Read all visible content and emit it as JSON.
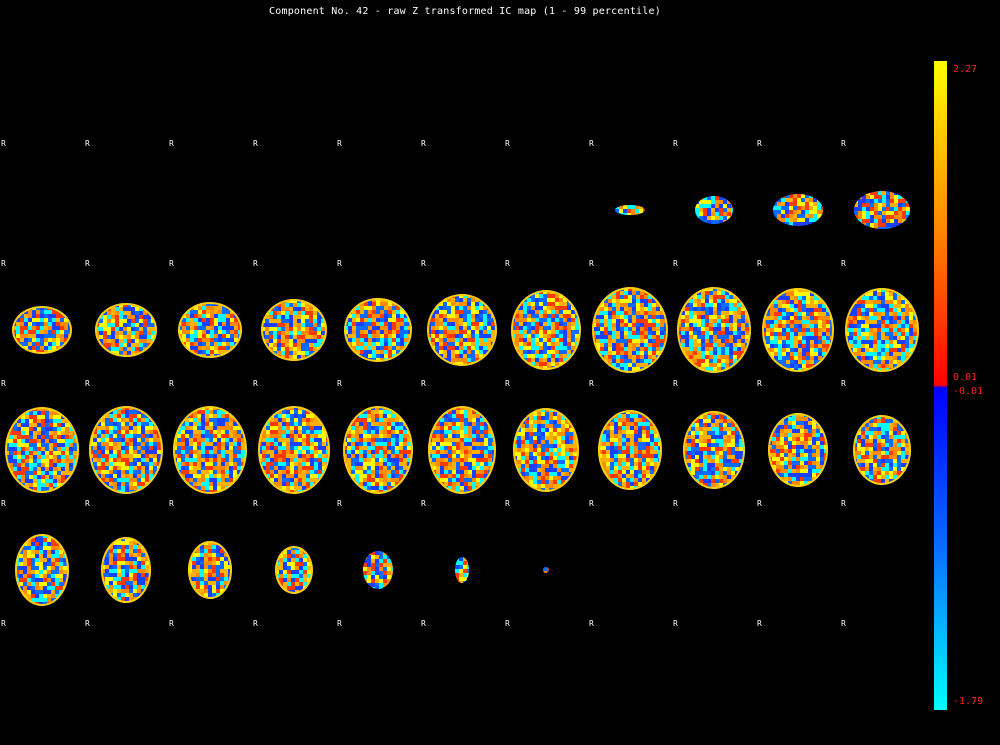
{
  "title": "Component No. 42 - raw Z transformed IC map (1 - 99 percentile)",
  "orientation_label": "R",
  "colorbar": {
    "max": "2.27",
    "pos_min": "0.01",
    "neg_max": "-0.01",
    "min": "-1.79"
  },
  "colors": {
    "background": "#000000",
    "yellow": "#ffff00",
    "orange": "#ff8c00",
    "red": "#ff0000",
    "blue": "#0000ff",
    "light_blue": "#00ffff",
    "label_red": "#ff2020"
  },
  "mosaic": {
    "rows": 5,
    "cols": 11,
    "slice_count": 55
  }
}
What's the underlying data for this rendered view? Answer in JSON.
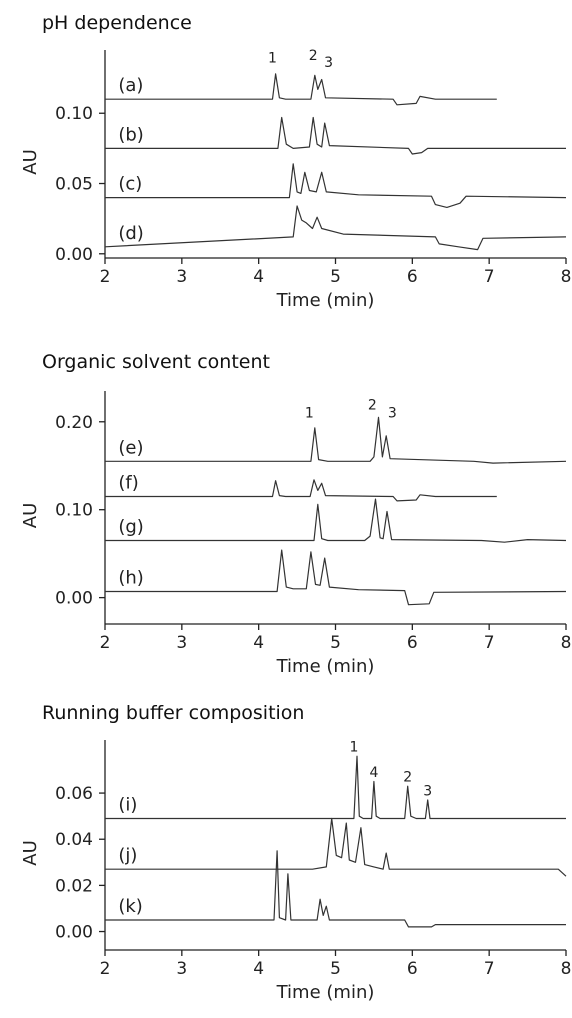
======
## Problem description
Copy out the records above in full, exactly as written, but not the pictures.

## Exercise response
Read all visible content and emit it as JSON.
{
  "title": "Component No. 42 - raw Z transformed IC map (1 - 99 percentile)",
  "orientation_label": "R",
  "colorbar": {
    "max": "2.27",
    "pos_min": "0.01",
    "neg_max": "-0.01",
    "min": "-1.79"
  },
  "colors": {
    "background": "#000000",
    "yellow": "#ffff00",
    "orange": "#ff8c00",
    "red": "#ff0000",
    "blue": "#0000ff",
    "light_blue": "#00ffff",
    "label_red": "#ff2020"
  },
  "mosaic": {
    "rows": 5,
    "cols": 11,
    "slice_count": 55
  }
}
What's the underlying data for this rendered view? Answer in JSON.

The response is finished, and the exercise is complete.